## Do this
Your job is to retype all of the data word for word, leaving every image out.

## Dataset rows
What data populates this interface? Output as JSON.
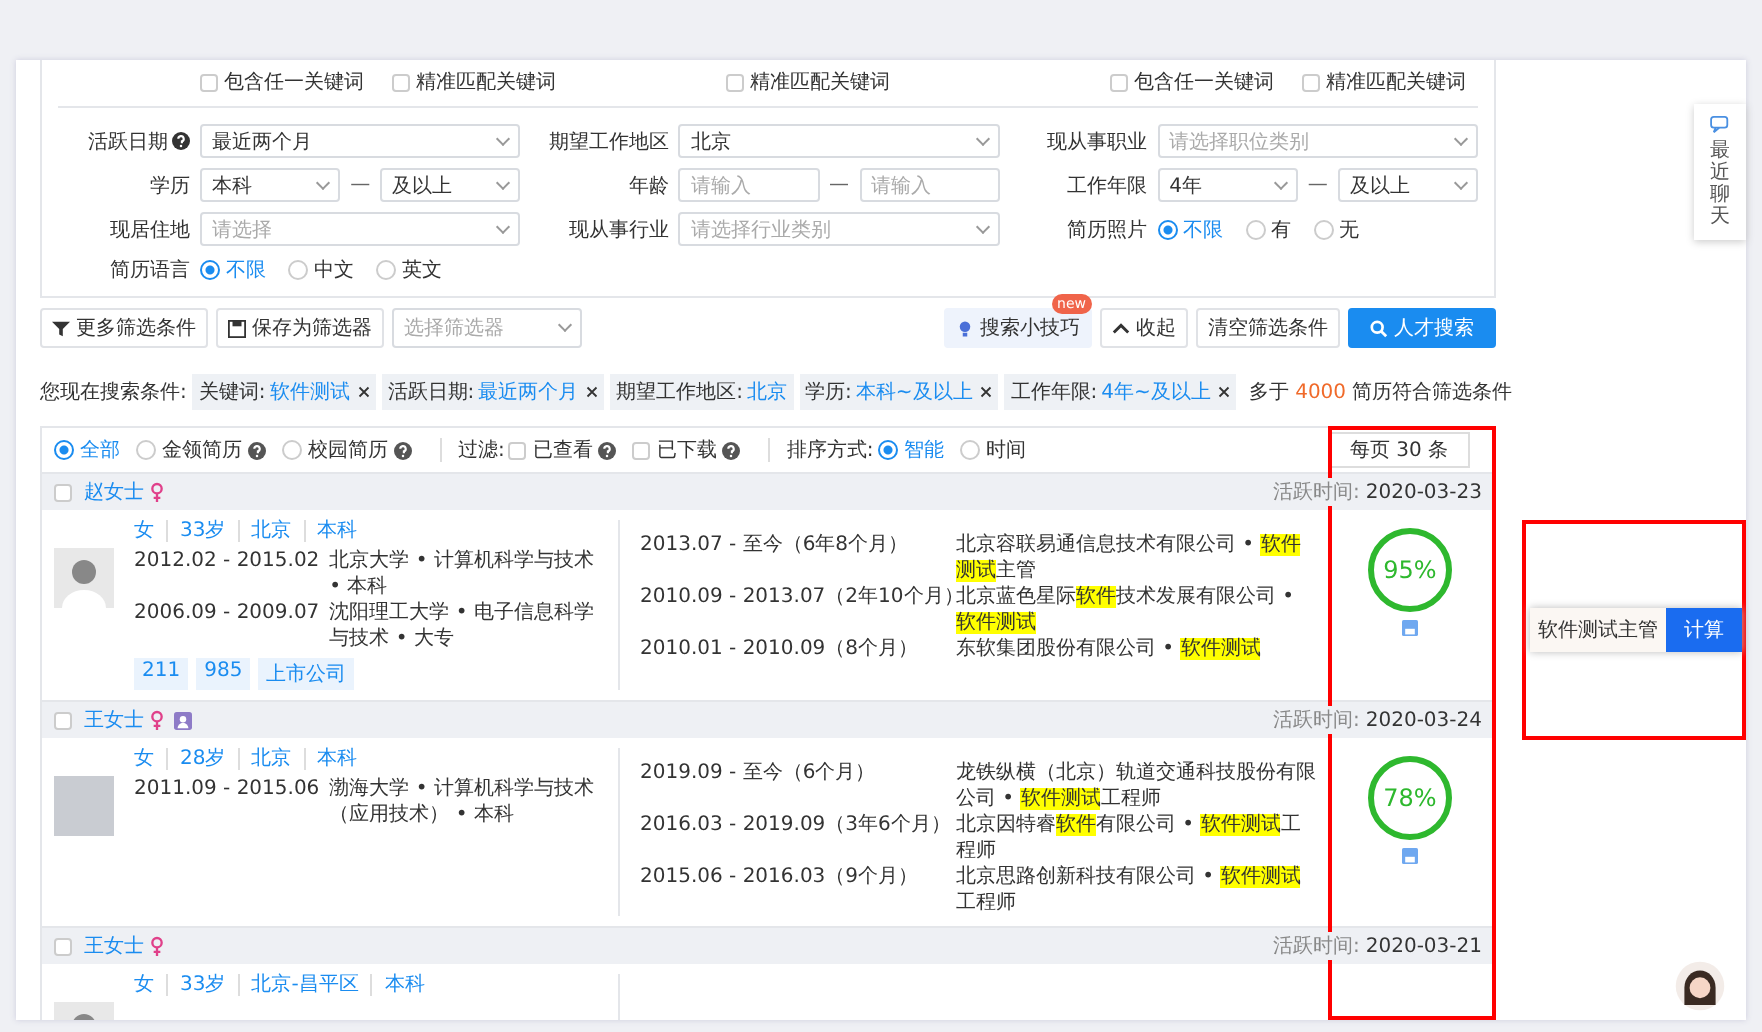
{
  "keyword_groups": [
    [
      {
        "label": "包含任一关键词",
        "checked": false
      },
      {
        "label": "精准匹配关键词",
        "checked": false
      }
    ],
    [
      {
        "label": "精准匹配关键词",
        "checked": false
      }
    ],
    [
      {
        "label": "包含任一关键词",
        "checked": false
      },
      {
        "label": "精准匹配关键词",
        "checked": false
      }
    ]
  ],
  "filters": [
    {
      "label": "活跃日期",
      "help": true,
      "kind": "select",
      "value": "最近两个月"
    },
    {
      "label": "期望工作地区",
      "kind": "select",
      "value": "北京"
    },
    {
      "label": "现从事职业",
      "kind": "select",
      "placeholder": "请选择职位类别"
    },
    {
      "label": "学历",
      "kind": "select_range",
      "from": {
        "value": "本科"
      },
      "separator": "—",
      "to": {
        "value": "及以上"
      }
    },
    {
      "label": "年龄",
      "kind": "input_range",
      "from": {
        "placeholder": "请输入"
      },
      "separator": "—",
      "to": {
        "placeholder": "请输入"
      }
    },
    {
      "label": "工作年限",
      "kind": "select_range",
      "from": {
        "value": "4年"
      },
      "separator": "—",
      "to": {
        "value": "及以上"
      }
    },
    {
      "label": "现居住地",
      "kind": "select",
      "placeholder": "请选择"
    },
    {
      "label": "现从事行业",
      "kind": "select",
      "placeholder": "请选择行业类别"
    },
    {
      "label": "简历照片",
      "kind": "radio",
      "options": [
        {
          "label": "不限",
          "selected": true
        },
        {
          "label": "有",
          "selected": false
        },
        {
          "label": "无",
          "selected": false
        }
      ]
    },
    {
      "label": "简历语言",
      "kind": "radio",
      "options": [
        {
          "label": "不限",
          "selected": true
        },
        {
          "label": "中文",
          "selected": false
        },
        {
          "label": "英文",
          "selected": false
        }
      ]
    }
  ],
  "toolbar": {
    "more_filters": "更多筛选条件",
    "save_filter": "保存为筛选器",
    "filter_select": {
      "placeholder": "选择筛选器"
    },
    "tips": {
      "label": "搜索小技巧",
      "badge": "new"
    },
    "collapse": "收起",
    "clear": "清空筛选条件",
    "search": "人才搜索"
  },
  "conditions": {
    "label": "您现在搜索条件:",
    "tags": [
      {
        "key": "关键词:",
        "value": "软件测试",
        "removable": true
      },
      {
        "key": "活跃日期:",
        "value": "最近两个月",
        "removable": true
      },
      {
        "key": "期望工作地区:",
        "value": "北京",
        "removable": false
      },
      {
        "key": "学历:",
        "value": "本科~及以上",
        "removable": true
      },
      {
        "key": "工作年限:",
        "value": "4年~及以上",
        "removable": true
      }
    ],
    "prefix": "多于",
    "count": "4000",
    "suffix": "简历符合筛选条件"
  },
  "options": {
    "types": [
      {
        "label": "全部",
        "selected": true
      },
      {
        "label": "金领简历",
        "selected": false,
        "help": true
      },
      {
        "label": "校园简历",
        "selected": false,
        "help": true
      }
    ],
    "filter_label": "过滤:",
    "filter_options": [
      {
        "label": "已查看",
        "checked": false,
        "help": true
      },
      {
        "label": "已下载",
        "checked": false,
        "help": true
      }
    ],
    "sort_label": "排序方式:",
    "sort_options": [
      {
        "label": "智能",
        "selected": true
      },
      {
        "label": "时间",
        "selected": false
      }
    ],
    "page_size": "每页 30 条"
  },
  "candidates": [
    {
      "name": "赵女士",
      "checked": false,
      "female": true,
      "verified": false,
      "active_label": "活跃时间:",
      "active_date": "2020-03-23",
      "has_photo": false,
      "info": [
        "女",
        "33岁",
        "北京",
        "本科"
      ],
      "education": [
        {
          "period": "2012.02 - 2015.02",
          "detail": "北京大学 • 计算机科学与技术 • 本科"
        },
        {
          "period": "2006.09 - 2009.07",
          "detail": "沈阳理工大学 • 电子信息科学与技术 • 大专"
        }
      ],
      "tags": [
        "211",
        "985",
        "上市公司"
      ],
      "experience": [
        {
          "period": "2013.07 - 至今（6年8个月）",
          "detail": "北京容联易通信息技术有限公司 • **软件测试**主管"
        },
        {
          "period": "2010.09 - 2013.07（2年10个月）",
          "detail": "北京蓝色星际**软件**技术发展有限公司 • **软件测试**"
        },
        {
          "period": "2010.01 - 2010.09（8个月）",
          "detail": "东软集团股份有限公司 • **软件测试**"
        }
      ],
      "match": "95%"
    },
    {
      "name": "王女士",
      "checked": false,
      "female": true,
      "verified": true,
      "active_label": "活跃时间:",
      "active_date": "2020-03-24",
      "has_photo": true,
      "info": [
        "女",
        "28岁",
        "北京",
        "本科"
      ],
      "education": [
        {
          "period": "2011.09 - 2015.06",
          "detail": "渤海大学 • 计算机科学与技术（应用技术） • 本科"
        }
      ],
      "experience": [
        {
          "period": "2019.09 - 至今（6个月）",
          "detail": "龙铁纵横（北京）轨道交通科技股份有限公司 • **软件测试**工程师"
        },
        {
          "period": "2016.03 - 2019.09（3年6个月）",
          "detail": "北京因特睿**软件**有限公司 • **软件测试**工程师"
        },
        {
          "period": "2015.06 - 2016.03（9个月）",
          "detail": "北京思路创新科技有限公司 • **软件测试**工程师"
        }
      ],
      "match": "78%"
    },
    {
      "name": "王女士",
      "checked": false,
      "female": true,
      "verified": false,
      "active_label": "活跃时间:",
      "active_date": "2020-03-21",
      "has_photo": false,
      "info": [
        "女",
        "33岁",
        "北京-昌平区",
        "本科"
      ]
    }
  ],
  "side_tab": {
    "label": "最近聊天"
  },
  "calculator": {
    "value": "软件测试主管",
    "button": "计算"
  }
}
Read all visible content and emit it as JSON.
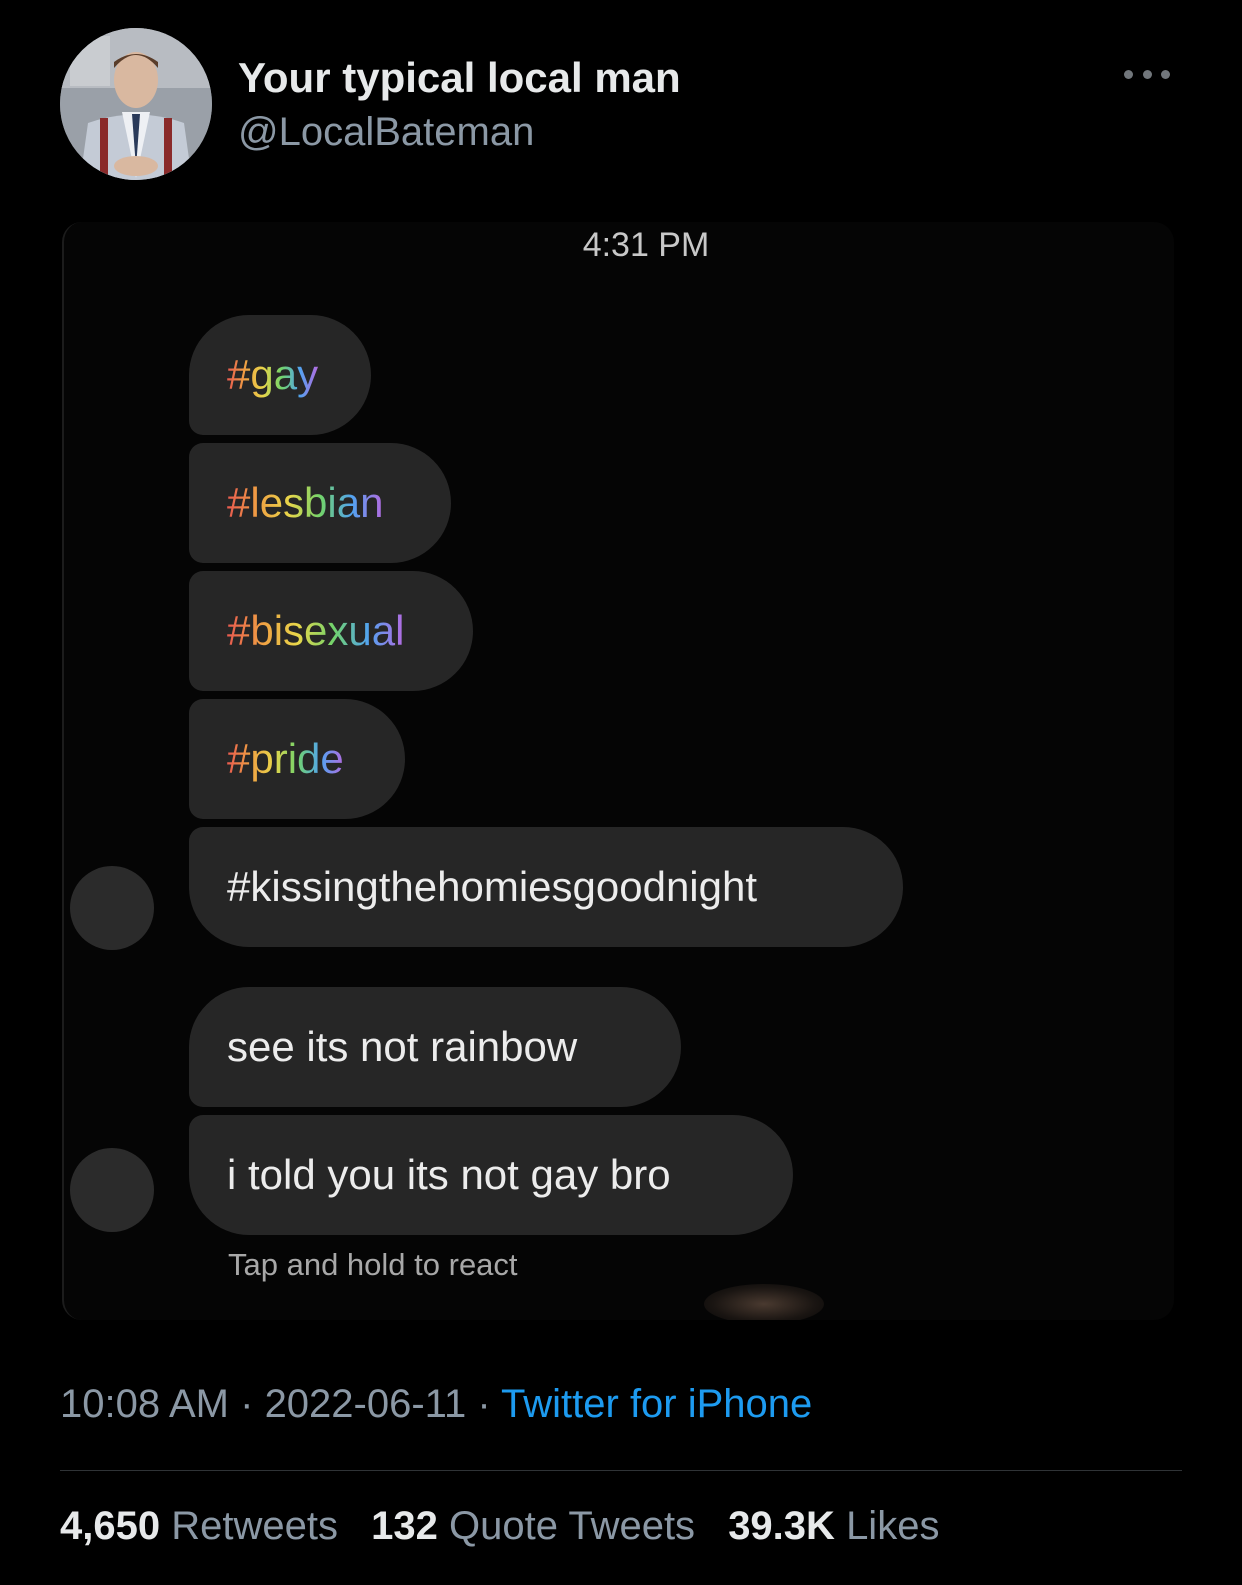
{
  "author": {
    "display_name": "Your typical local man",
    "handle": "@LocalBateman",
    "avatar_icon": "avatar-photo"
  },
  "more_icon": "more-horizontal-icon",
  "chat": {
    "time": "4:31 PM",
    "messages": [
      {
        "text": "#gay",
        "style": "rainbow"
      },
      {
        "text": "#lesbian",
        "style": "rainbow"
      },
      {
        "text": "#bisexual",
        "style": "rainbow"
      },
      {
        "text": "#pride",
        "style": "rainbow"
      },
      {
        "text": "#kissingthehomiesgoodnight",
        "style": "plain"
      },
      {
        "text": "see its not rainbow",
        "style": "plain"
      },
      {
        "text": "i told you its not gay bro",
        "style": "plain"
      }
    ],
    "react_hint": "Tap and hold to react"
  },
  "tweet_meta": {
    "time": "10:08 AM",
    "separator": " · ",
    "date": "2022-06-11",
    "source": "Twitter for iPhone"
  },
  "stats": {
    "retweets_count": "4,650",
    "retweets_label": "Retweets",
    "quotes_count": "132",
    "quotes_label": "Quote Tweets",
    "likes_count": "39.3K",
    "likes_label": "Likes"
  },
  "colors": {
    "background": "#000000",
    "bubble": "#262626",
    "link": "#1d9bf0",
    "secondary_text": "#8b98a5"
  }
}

## Task response
What data populates this interface? Output as JSON.
{
  "keyword_groups": [
    [
      {
        "label": "包含任一关键词",
        "checked": false
      },
      {
        "label": "精准匹配关键词",
        "checked": false
      }
    ],
    [
      {
        "label": "精准匹配关键词",
        "checked": false
      }
    ],
    [
      {
        "label": "包含任一关键词",
        "checked": false
      },
      {
        "label": "精准匹配关键词",
        "checked": false
      }
    ]
  ],
  "filters": [
    {
      "label": "活跃日期",
      "help": true,
      "kind": "select",
      "value": "最近两个月"
    },
    {
      "label": "期望工作地区",
      "kind": "select",
      "value": "北京"
    },
    {
      "label": "现从事职业",
      "kind": "select",
      "placeholder": "请选择职位类别"
    },
    {
      "label": "学历",
      "kind": "select_range",
      "from": {
        "value": "本科"
      },
      "separator": "—",
      "to": {
        "value": "及以上"
      }
    },
    {
      "label": "年龄",
      "kind": "input_range",
      "from": {
        "placeholder": "请输入"
      },
      "separator": "—",
      "to": {
        "placeholder": "请输入"
      }
    },
    {
      "label": "工作年限",
      "kind": "select_range",
      "from": {
        "value": "4年"
      },
      "separator": "—",
      "to": {
        "value": "及以上"
      }
    },
    {
      "label": "现居住地",
      "kind": "select",
      "placeholder": "请选择"
    },
    {
      "label": "现从事行业",
      "kind": "select",
      "placeholder": "请选择行业类别"
    },
    {
      "label": "简历照片",
      "kind": "radio",
      "options": [
        {
          "label": "不限",
          "selected": true
        },
        {
          "label": "有",
          "selected": false
        },
        {
          "label": "无",
          "selected": false
        }
      ]
    },
    {
      "label": "简历语言",
      "kind": "radio",
      "options": [
        {
          "label": "不限",
          "selected": true
        },
        {
          "label": "中文",
          "selected": false
        },
        {
          "label": "英文",
          "selected": false
        }
      ]
    }
  ],
  "toolbar": {
    "more_filters": "更多筛选条件",
    "save_filter": "保存为筛选器",
    "filter_select": {
      "placeholder": "选择筛选器"
    },
    "tips": {
      "label": "搜索小技巧",
      "badge": "new"
    },
    "collapse": "收起",
    "clear": "清空筛选条件",
    "search": "人才搜索"
  },
  "conditions": {
    "label": "您现在搜索条件:",
    "tags": [
      {
        "key": "关键词:",
        "value": "软件测试",
        "removable": true
      },
      {
        "key": "活跃日期:",
        "value": "最近两个月",
        "removable": true
      },
      {
        "key": "期望工作地区:",
        "value": "北京",
        "removable": false
      },
      {
        "key": "学历:",
        "value": "本科~及以上",
        "removable": true
      },
      {
        "key": "工作年限:",
        "value": "4年~及以上",
        "removable": true
      }
    ],
    "prefix": "多于",
    "count": "4000",
    "suffix": "简历符合筛选条件"
  },
  "options": {
    "types": [
      {
        "label": "全部",
        "selected": true
      },
      {
        "label": "金领简历",
        "selected": false,
        "help": true
      },
      {
        "label": "校园简历",
        "selected": false,
        "help": true
      }
    ],
    "filter_label": "过滤:",
    "filter_options": [
      {
        "label": "已查看",
        "checked": false,
        "help": true
      },
      {
        "label": "已下载",
        "checked": false,
        "help": true
      }
    ],
    "sort_label": "排序方式:",
    "sort_options": [
      {
        "label": "智能",
        "selected": true
      },
      {
        "label": "时间",
        "selected": false
      }
    ],
    "page_size": "每页 30 条"
  },
  "candidates": [
    {
      "name": "赵女士",
      "checked": false,
      "female": true,
      "verified": false,
      "active_label": "活跃时间:",
      "active_date": "2020-03-23",
      "has_photo": false,
      "info": [
        "女",
        "33岁",
        "北京",
        "本科"
      ],
      "education": [
        {
          "period": "2012.02 - 2015.02",
          "detail": "北京大学 • 计算机科学与技术 • 本科"
        },
        {
          "period": "2006.09 - 2009.07",
          "detail": "沈阳理工大学 • 电子信息科学与技术 • 大专"
        }
      ],
      "tags": [
        "211",
        "985",
        "上市公司"
      ],
      "experience": [
        {
          "period": "2013.07 - 至今（6年8个月）",
          "detail": "北京容联易通信息技术有限公司 • **软件测试**主管"
        },
        {
          "period": "2010.09 - 2013.07（2年10个月）",
          "detail": "北京蓝色星际**软件**技术发展有限公司 • **软件测试**"
        },
        {
          "period": "2010.01 - 2010.09（8个月）",
          "detail": "东软集团股份有限公司 • **软件测试**"
        }
      ],
      "match": "95%"
    },
    {
      "name": "王女士",
      "checked": false,
      "female": true,
      "verified": true,
      "active_label": "活跃时间:",
      "active_date": "2020-03-24",
      "has_photo": true,
      "info": [
        "女",
        "28岁",
        "北京",
        "本科"
      ],
      "education": [
        {
          "period": "2011.09 - 2015.06",
          "detail": "渤海大学 • 计算机科学与技术（应用技术） • 本科"
        }
      ],
      "experience": [
        {
          "period": "2019.09 - 至今（6个月）",
          "detail": "龙铁纵横（北京）轨道交通科技股份有限公司 • **软件测试**工程师"
        },
        {
          "period": "2016.03 - 2019.09（3年6个月）",
          "detail": "北京因特睿**软件**有限公司 • **软件测试**工程师"
        },
        {
          "period": "2015.06 - 2016.03（9个月）",
          "detail": "北京思路创新科技有限公司 • **软件测试**工程师"
        }
      ],
      "match": "78%"
    },
    {
      "name": "王女士",
      "checked": false,
      "female": true,
      "verified": false,
      "active_label": "活跃时间:",
      "active_date": "2020-03-21",
      "has_photo": false,
      "info": [
        "女",
        "33岁",
        "北京-昌平区",
        "本科"
      ]
    }
  ],
  "side_tab": {
    "label": "最近聊天"
  },
  "calculator": {
    "value": "软件测试主管",
    "button": "计算"
  }
}
Read all visible content and emit it as JSON.
{
  "author": {
    "display_name": "Your typical local man",
    "handle": "@LocalBateman",
    "avatar_icon": "avatar-photo"
  },
  "more_icon": "more-horizontal-icon",
  "chat": {
    "time": "4:31 PM",
    "messages": [
      {
        "text": "#gay",
        "style": "rainbow"
      },
      {
        "text": "#lesbian",
        "style": "rainbow"
      },
      {
        "text": "#bisexual",
        "style": "rainbow"
      },
      {
        "text": "#pride",
        "style": "rainbow"
      },
      {
        "text": "#kissingthehomiesgoodnight",
        "style": "plain"
      },
      {
        "text": "see its not rainbow",
        "style": "plain"
      },
      {
        "text": "i told you its not gay bro",
        "style": "plain"
      }
    ],
    "react_hint": "Tap and hold to react"
  },
  "tweet_meta": {
    "time": "10:08 AM",
    "separator": " · ",
    "date": "2022-06-11",
    "source": "Twitter for iPhone"
  },
  "stats": {
    "retweets_count": "4,650",
    "retweets_label": "Retweets",
    "quotes_count": "132",
    "quotes_label": "Quote Tweets",
    "likes_count": "39.3K",
    "likes_label": "Likes"
  },
  "colors": {
    "background": "#000000",
    "bubble": "#262626",
    "link": "#1d9bf0",
    "secondary_text": "#8b98a5"
  }
}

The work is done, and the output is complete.